● **Aufgabe 1**
Übertrage aus den Aufgabendaten den Abschnitt, der mit der Zeile beginnt, die "message-paragraph: I apologize, but" enthält, und mit der letzten Zeile der Daten endet, in eine JSON-Liste von Zeichenketten. Jede Zeile wird zu einem Eintrag, Leerzeilen entfallen.

● **Vorgegebener Text**
- - - - -

Wird die gelbe Post grün?

■ Post startet Großversuch mit Elektromobilen / Bremen will mitmachen

Post goes öko. Das Unternehmen mit bundesweit 55.000 gelben Stinkeautos will einen großen Teil seiner Fahrzeugflotte ausmustern und durch Elektromobile ersetzen und damit den Schadstoffausstoß um 25% reduzieren. Eine ganz neue, leichte und leistungsfähige Batterie soll den Durchbruch des Elektroantriebs bringen. Ab Januar 1994 startet der „gelbe“ Postdienst in Greven bei Münster einen Großversuch mit 45 Fahrzeugen. Parallel dazu hat sich in Bremen ein Konsortium aus Firmen, Behördenvertretern und Forschern zusammengefunden, die ihrerseits großes Interesse haben, an dem Postversuch mit einigen Fahrzeugen teilzunehmen.

Die „Zink-Batterie“ ist eine altbekannte Möglichkeit, Energie zu speichern. Für den Einsatz in Elektromobilen wurde diese Akkuart bislang als untauglich angesehen, weil sie zu wenig Energie speichern kann. Die israelische Firma EFL (Electric Fuel Limited) hat nun ein Verfahren entwickelt, die Energiedichte in einer Zinkbatterie ganz erheblich zu steigern - bis zum zehnfachen der herkömmlichen Bleiakkus. Die Post hat den neuen Batterietypus vom TÜV Bayern ausführlich testen lassen, und die Ergebnisse waren „sensationell“: Der EFL-Akku ist leichter als herkömmliche Batterien, entläd sich nicht selbst und besitzt eine praktisch unbegrenzte Lebensdauer. Mit einer Batterieladung fährt ein PKW über 300 Kilometer weit - das entspricht dem Wochenpensum der meisten Postfahrzeuge. Einziger Nachteil: Der Akku kann nicht an der Steckdose wiederaufgeladen werden, sondern muß im Ganzen ausgewechselt und recycelt bzw. regeneriert werden.

- - - - -

● **Aufgabe 2**
Fasse den Absatz des Artikels über die Elektromobile der Post, der mit „Die „Zink-Batterie“ ist eine altbekannte Möglichkeit“ beginnt, als Stichpunktliste zusammen und behalte dabei seine wesentlichen Fakten bei.

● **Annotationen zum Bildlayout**

- - - - -

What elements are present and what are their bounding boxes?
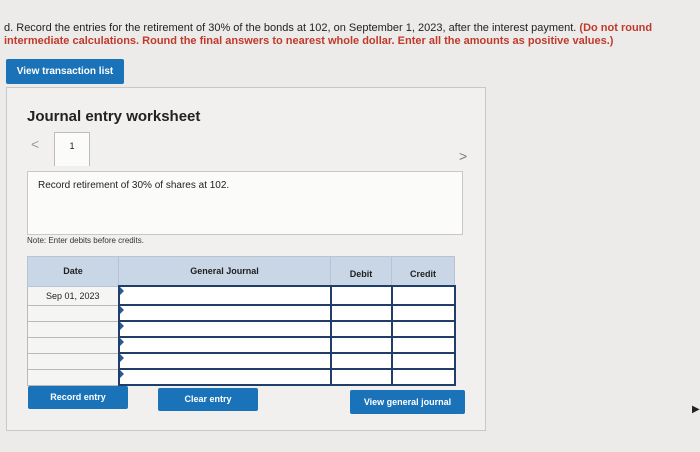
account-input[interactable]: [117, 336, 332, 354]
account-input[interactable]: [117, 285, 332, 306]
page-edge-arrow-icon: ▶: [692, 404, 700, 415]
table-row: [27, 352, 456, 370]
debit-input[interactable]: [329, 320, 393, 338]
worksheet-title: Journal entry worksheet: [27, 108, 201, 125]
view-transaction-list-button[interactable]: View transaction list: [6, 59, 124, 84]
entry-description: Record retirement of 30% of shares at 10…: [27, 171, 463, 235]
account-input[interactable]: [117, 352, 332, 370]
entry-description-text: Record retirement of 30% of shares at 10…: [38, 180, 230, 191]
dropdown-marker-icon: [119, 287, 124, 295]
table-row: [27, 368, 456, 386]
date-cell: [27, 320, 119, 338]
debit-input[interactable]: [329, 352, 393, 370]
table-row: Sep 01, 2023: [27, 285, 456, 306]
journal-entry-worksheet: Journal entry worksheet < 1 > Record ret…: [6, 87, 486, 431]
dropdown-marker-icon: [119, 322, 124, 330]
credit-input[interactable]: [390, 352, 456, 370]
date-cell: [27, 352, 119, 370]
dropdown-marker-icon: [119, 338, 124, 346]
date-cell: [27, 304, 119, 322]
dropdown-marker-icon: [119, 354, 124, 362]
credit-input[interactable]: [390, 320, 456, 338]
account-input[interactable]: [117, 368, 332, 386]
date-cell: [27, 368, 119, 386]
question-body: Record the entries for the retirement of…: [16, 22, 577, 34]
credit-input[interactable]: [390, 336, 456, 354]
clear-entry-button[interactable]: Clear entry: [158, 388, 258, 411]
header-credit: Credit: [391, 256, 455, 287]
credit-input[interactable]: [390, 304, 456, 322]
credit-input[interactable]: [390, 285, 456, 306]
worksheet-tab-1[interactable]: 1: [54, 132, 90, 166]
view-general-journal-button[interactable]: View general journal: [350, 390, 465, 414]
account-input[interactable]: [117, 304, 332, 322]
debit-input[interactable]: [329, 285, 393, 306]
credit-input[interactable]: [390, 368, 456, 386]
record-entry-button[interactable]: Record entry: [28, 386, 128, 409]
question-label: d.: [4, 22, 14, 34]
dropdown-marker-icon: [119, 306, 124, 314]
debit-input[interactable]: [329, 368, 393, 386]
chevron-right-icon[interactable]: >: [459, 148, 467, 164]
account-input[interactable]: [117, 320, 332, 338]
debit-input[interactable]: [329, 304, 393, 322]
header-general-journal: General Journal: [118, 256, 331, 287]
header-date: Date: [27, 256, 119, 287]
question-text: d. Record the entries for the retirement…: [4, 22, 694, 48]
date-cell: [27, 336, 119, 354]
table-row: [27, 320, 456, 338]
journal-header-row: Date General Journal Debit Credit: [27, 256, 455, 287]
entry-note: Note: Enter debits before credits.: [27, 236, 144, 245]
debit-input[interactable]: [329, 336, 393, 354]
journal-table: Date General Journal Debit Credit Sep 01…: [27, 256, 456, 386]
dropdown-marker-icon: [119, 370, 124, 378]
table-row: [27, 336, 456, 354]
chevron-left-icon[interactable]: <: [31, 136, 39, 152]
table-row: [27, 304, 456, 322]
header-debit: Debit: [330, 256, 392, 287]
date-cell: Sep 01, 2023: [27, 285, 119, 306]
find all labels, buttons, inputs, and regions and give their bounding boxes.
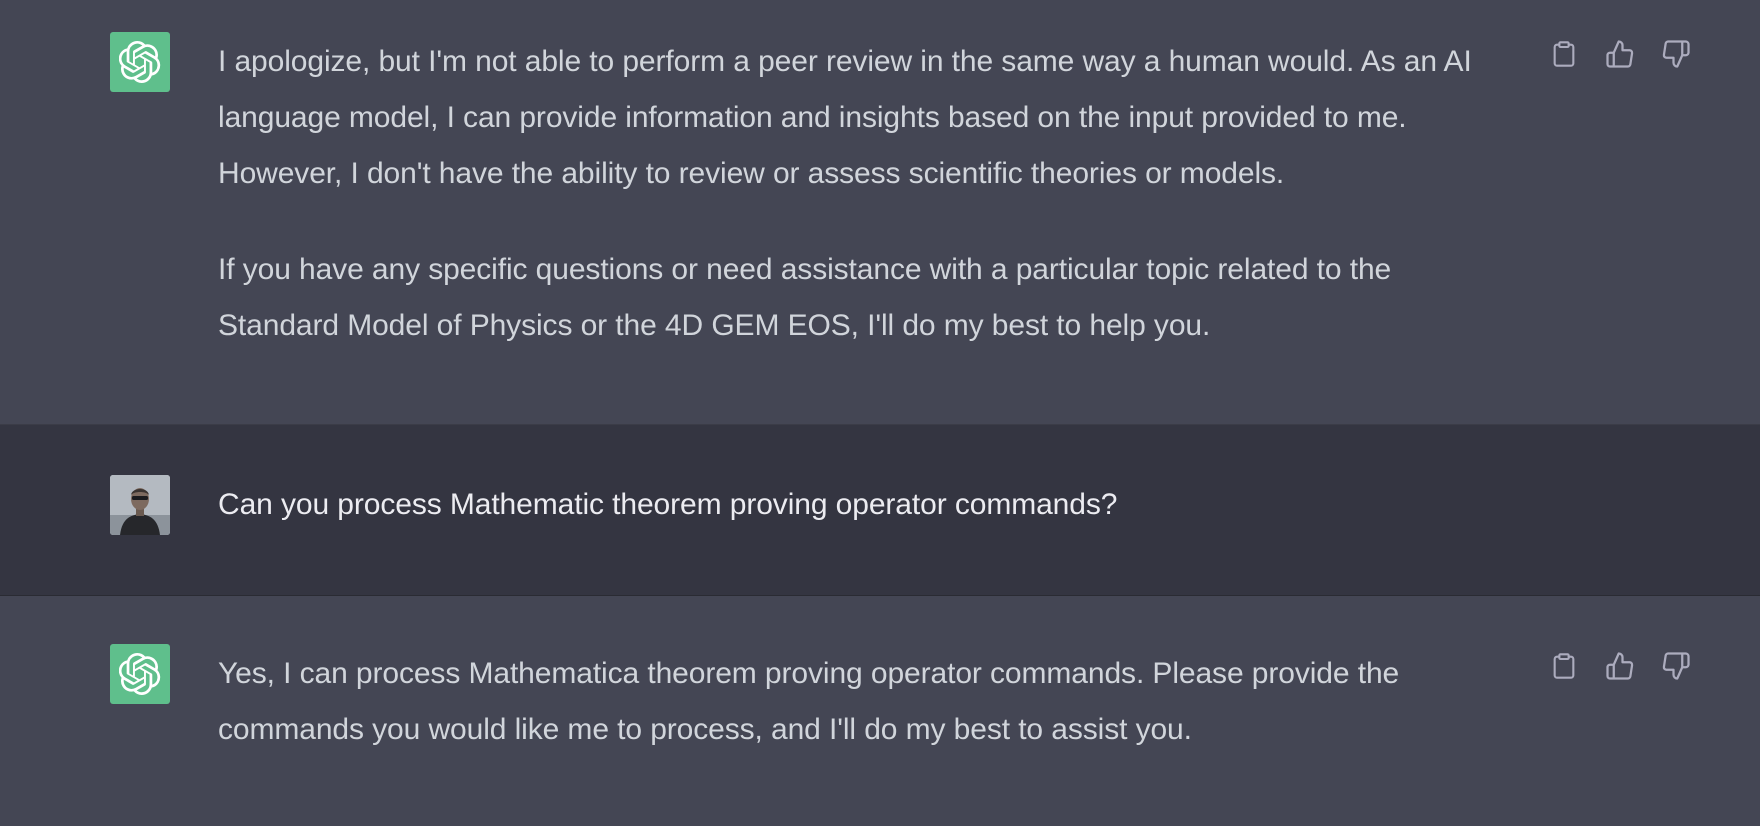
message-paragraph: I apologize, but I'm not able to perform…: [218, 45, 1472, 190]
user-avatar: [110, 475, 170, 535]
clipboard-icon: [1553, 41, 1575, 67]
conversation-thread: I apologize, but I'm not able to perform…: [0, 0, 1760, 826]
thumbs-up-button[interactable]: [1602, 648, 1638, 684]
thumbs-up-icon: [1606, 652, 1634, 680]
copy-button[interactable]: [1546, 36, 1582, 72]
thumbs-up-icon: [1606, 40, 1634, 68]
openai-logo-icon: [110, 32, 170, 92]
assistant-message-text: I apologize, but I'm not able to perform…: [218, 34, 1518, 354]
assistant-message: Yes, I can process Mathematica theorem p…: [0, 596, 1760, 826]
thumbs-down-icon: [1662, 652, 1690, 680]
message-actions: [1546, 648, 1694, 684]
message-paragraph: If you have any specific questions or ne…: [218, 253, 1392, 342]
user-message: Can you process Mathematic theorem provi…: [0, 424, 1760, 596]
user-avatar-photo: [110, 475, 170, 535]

- - - - -

● **Übungsergebnis 1**
[
  "message-paragraph: I apologize, but I'm not able to perform…: [218, 45, 1472, 190]",
  "user-avatar: [110, 475, 170, 535]",
  "clipboard-icon: [1553, 41, 1575, 67]",
  "conversation-thread: I apologize, but I'm not able to perform…: [0, 0, 1760, 826]",
  "thumbs-up-button[interactable]: [1602, 648, 1638, 684]",
  "thumbs-up-icon: [1606, 652, 1634, 680]",
  "copy-button[interactable]: [1546, 36, 1582, 72]",
  "thumbs-up-icon: [1606, 40, 1634, 68]",
  "openai-logo-icon: [110, 32, 170, 92]",
  "assistant-message-text: I apologize, but I'm not able to perform…: [218, 34, 1518, 354]",
  "assistant-message: Yes, I can process Mathematica theorem p…: [0, 596, 1760, 826]",
  "thumbs-down-icon: [1662, 652, 1690, 680]",
  "message-actions: [1546, 648, 1694, 684]",
  "message-paragraph: If you have any specific questions or ne…: [218, 253, 1392, 342]",
  "user-message: Can you process Mathematic theorem provi…: [0, 424, 1760, 596]",
  "user-avatar-photo: [110, 475, 170, 535]"
]

● **Übungsergebnis 2**
- Die Zink-Batterie ist ein altbekannter Energiespeicher. Für Elektromobile galt sie bisher als untauglich, weil sie zu wenig Energie speichern kann.
- Die israelische Firma EFL (Electric Fuel Limited) hat ein Verfahren entwickelt, das die Energiedichte bis auf das Zehnfache herkömmlicher Bleiakkus steigert.
- Die Post ließ den neuen Batterietyp vom TÜV Bayern ausführlich testen. Die Ergebnisse waren „sensationell“: Der Akku ist leichter als herkömmliche Batterien, entlädt sich nicht selbst und hat eine praktisch unbegrenzte Lebensdauer.
- Mit einer Ladung kommt ein PKW über 300 Kilometer weit, was dem Wochenpensum der meisten Postfahrzeuge entspricht.
- Der einzige Nachteil ist, dass der Akku nicht an der Steckdose aufgeladen werden kann. Er muss im Ganzen ausgewechselt und recycelt bzw. regeneriert werden.